AIM - Of the lines listed below, how many contain the string "JSON"? Answer with the number alone.

>> Start EXTRACTED DATA

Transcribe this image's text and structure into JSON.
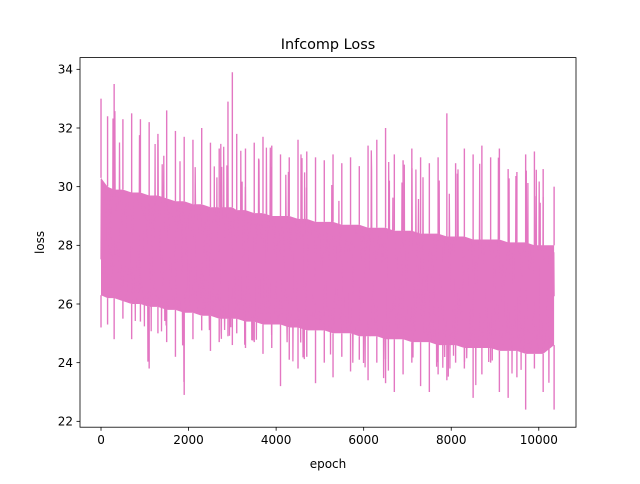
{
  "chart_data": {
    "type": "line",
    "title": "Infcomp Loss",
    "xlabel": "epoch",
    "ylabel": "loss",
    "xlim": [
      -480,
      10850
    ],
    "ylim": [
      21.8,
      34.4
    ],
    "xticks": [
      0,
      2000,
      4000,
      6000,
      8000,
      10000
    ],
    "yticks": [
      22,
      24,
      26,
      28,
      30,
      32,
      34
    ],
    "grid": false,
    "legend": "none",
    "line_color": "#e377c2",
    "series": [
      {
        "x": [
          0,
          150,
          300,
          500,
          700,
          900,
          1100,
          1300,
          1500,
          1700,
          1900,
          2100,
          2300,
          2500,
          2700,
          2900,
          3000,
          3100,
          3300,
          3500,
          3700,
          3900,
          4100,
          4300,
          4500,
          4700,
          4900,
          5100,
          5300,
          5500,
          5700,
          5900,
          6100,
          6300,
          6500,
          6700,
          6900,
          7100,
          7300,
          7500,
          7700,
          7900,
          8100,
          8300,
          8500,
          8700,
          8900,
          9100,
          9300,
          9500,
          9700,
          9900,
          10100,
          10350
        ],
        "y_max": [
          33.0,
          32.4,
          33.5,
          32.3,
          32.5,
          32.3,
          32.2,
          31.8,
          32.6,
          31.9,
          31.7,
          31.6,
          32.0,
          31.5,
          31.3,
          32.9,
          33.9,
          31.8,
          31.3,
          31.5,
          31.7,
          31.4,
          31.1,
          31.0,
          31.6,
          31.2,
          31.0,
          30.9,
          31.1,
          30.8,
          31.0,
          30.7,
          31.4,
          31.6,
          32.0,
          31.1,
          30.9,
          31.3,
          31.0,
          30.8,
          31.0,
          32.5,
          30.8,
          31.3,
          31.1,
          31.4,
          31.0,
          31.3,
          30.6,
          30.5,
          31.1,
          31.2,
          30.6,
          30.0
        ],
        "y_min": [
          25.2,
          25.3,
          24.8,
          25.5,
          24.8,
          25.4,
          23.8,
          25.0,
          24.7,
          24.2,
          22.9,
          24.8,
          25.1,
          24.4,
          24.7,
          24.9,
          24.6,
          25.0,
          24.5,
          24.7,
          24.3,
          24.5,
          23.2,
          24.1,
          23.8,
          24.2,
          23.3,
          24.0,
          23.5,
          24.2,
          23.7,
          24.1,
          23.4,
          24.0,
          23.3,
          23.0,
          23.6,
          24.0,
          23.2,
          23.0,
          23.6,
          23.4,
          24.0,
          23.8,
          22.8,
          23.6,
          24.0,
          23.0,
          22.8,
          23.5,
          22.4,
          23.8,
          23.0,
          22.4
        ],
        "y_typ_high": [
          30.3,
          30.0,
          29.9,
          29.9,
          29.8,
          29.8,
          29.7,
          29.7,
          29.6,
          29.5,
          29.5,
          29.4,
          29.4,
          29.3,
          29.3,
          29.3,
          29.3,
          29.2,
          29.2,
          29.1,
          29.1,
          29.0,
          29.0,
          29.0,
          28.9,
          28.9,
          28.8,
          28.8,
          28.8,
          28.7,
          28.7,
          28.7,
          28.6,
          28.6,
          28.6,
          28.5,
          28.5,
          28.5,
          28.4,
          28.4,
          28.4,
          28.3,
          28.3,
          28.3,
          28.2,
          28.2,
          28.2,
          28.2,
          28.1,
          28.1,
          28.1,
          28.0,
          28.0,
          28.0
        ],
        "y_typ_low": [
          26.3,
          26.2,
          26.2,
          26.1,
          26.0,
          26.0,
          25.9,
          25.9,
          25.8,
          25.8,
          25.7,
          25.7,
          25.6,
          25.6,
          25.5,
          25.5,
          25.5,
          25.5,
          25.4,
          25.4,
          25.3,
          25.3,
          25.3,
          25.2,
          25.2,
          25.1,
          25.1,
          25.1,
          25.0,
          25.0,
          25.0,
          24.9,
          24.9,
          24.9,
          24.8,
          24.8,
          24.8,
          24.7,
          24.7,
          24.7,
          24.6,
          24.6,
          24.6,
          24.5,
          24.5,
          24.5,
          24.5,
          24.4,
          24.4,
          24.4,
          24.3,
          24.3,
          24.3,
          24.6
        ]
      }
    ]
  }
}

>> End EXTRACTED DATA
>> Start EXTRACTED DATA

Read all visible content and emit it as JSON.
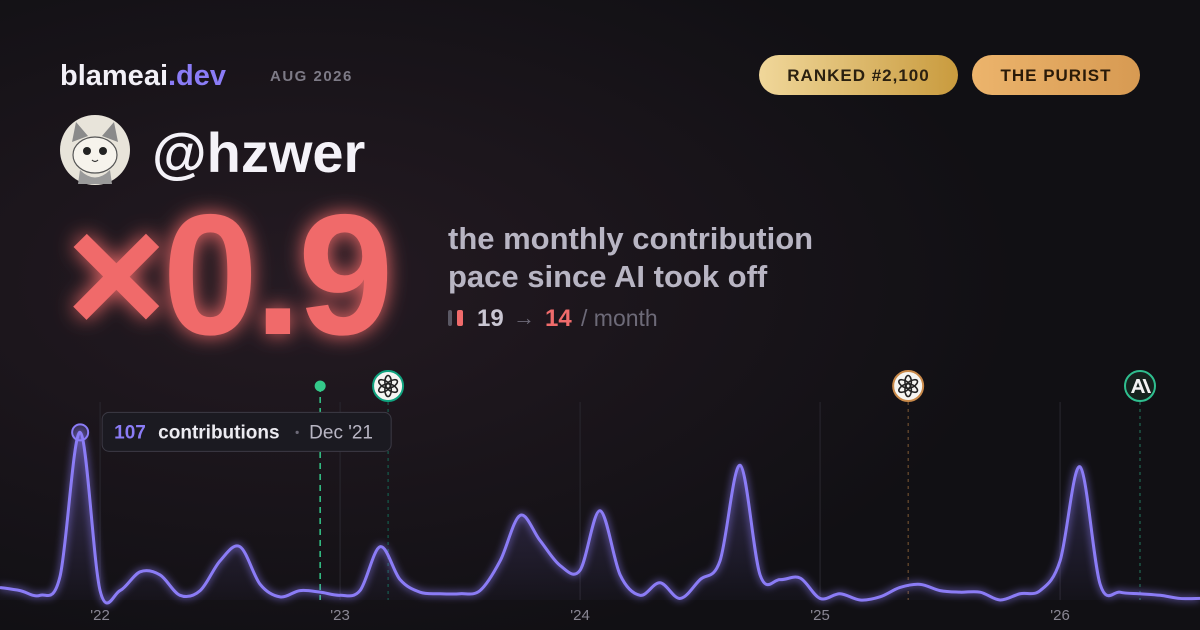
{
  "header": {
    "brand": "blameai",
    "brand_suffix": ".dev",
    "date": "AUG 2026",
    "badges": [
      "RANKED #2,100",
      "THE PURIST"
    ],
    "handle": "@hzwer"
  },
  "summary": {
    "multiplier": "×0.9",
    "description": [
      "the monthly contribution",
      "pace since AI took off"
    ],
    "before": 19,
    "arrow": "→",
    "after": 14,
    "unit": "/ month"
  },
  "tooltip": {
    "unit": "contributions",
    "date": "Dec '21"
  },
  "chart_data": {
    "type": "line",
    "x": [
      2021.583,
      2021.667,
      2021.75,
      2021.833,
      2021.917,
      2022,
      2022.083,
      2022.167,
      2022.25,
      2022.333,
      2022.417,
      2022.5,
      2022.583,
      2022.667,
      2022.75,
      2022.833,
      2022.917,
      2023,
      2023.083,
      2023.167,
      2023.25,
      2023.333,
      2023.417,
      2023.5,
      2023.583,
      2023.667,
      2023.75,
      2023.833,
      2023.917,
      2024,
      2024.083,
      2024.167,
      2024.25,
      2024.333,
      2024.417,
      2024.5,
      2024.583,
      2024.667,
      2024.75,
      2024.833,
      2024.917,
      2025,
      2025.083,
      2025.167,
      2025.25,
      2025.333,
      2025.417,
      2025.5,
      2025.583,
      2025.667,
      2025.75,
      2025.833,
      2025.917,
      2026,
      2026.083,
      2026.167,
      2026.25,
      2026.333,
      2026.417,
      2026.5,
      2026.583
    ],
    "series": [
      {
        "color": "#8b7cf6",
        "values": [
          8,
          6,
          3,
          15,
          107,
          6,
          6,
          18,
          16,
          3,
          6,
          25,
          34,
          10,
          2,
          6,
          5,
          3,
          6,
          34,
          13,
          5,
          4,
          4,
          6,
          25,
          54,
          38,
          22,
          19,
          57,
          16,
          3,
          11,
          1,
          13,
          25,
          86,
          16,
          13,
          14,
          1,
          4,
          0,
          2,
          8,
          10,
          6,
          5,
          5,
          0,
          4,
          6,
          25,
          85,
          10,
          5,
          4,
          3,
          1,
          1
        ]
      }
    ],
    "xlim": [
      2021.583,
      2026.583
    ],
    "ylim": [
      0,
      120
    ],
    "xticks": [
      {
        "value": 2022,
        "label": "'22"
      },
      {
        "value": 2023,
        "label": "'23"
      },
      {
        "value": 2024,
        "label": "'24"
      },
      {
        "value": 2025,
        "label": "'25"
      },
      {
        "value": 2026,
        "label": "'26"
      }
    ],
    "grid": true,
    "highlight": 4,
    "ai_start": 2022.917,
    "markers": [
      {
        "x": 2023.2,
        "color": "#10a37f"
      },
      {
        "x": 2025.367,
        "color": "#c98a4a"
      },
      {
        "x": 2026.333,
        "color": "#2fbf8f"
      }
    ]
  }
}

>> End EXTRACTED DATA

RESULT OF THE TASK - 2